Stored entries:
## BEGIN
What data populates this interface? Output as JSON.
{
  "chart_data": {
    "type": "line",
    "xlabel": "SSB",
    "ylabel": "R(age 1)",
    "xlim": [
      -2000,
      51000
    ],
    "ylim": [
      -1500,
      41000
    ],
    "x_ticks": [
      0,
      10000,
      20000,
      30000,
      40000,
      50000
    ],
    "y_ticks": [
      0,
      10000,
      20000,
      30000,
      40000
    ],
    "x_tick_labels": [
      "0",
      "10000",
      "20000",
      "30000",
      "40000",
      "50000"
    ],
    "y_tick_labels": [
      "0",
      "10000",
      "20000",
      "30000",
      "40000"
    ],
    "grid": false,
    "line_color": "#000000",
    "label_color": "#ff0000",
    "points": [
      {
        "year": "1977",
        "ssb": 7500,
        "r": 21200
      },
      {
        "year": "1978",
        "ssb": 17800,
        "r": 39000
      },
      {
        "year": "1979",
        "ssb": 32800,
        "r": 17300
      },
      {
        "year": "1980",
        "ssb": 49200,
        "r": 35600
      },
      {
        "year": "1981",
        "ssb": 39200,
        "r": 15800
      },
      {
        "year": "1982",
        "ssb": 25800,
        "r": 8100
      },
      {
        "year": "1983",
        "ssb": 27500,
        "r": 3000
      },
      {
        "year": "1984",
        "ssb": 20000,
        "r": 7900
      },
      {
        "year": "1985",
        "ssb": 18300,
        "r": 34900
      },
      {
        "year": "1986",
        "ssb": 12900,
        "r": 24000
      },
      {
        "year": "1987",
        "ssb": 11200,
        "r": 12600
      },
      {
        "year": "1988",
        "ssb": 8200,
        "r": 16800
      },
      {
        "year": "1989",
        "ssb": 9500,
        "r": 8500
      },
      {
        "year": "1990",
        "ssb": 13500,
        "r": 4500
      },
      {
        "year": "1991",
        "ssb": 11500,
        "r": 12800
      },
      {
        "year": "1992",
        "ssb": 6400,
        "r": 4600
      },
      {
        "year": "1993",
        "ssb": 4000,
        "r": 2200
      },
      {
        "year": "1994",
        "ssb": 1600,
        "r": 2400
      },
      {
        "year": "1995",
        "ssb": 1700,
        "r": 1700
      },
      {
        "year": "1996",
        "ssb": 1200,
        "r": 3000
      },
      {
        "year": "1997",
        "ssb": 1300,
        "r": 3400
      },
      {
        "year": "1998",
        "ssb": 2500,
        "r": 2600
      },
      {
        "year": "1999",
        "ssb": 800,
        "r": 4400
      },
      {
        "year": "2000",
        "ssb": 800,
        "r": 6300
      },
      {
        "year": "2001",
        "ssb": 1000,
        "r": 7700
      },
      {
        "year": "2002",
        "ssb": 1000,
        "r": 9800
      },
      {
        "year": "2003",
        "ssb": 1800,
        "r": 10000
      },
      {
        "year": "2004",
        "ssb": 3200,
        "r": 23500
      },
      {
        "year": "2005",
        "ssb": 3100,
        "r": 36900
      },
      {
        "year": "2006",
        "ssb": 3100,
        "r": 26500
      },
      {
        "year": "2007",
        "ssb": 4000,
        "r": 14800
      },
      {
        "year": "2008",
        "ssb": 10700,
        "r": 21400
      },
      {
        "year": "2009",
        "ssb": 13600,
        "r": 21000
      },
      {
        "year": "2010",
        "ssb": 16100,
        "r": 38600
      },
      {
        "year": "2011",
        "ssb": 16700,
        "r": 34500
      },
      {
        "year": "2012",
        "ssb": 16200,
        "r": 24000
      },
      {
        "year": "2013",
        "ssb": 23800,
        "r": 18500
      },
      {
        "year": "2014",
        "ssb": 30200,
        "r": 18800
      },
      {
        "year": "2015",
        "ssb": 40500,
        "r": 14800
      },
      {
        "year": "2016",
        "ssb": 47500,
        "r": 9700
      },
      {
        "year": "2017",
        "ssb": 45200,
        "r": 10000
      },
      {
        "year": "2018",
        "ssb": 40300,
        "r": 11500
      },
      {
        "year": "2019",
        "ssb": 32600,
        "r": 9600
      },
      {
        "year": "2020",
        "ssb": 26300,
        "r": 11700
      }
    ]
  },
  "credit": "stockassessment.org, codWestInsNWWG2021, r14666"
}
## END
__SET TASK__: Output the records above in their entirety, exactly.

__TASK RESULT__:
What data populates this interface? Output as JSON.
{
  "chart_data": {
    "type": "line",
    "xlabel": "SSB",
    "ylabel": "R(age 1)",
    "xlim": [
      -2000,
      51000
    ],
    "ylim": [
      -1500,
      41000
    ],
    "x_ticks": [
      0,
      10000,
      20000,
      30000,
      40000,
      50000
    ],
    "y_ticks": [
      0,
      10000,
      20000,
      30000,
      40000
    ],
    "x_tick_labels": [
      "0",
      "10000",
      "20000",
      "30000",
      "40000",
      "50000"
    ],
    "y_tick_labels": [
      "0",
      "10000",
      "20000",
      "30000",
      "40000"
    ],
    "grid": false,
    "line_color": "#000000",
    "label_color": "#ff0000",
    "points": [
      {
        "year": "1977",
        "ssb": 7500,
        "r": 21200
      },
      {
        "year": "1978",
        "ssb": 17800,
        "r": 39000
      },
      {
        "year": "1979",
        "ssb": 32800,
        "r": 17300
      },
      {
        "year": "1980",
        "ssb": 49200,
        "r": 35600
      },
      {
        "year": "1981",
        "ssb": 39200,
        "r": 15800
      },
      {
        "year": "1982",
        "ssb": 25800,
        "r": 8100
      },
      {
        "year": "1983",
        "ssb": 27500,
        "r": 3000
      },
      {
        "year": "1984",
        "ssb": 20000,
        "r": 7900
      },
      {
        "year": "1985",
        "ssb": 18300,
        "r": 34900
      },
      {
        "year": "1986",
        "ssb": 12900,
        "r": 24000
      },
      {
        "year": "1987",
        "ssb": 11200,
        "r": 12600
      },
      {
        "year": "1988",
        "ssb": 8200,
        "r": 16800
      },
      {
        "year": "1989",
        "ssb": 9500,
        "r": 8500
      },
      {
        "year": "1990",
        "ssb": 13500,
        "r": 4500
      },
      {
        "year": "1991",
        "ssb": 11500,
        "r": 12800
      },
      {
        "year": "1992",
        "ssb": 6400,
        "r": 4600
      },
      {
        "year": "1993",
        "ssb": 4000,
        "r": 2200
      },
      {
        "year": "1994",
        "ssb": 1600,
        "r": 2400
      },
      {
        "year": "1995",
        "ssb": 1700,
        "r": 1700
      },
      {
        "year": "1996",
        "ssb": 1200,
        "r": 3000
      },
      {
        "year": "1997",
        "ssb": 1300,
        "r": 3400
      },
      {
        "year": "1998",
        "ssb": 2500,
        "r": 2600
      },
      {
        "year": "1999",
        "ssb": 800,
        "r": 4400
      },
      {
        "year": "2000",
        "ssb": 800,
        "r": 6300
      },
      {
        "year": "2001",
        "ssb": 1000,
        "r": 7700
      },
      {
        "year": "2002",
        "ssb": 1000,
        "r": 9800
      },
      {
        "year": "2003",
        "ssb": 1800,
        "r": 10000
      },
      {
        "year": "2004",
        "ssb": 3200,
        "r": 23500
      },
      {
        "year": "2005",
        "ssb": 3100,
        "r": 36900
      },
      {
        "year": "2006",
        "ssb": 3100,
        "r": 26500
      },
      {
        "year": "2007",
        "ssb": 4000,
        "r": 14800
      },
      {
        "year": "2008",
        "ssb": 10700,
        "r": 21400
      },
      {
        "year": "2009",
        "ssb": 13600,
        "r": 21000
      },
      {
        "year": "2010",
        "ssb": 16100,
        "r": 38600
      },
      {
        "year": "2011",
        "ssb": 16700,
        "r": 34500
      },
      {
        "year": "2012",
        "ssb": 16200,
        "r": 24000
      },
      {
        "year": "2013",
        "ssb": 23800,
        "r": 18500
      },
      {
        "year": "2014",
        "ssb": 30200,
        "r": 18800
      },
      {
        "year": "2015",
        "ssb": 40500,
        "r": 14800
      },
      {
        "year": "2016",
        "ssb": 47500,
        "r": 9700
      },
      {
        "year": "2017",
        "ssb": 45200,
        "r": 10000
      },
      {
        "year": "2018",
        "ssb": 40300,
        "r": 11500
      },
      {
        "year": "2019",
        "ssb": 32600,
        "r": 9600
      },
      {
        "year": "2020",
        "ssb": 26300,
        "r": 11700
      }
    ]
  },
  "credit": "stockassessment.org, codWestInsNWWG2021, r14666"
}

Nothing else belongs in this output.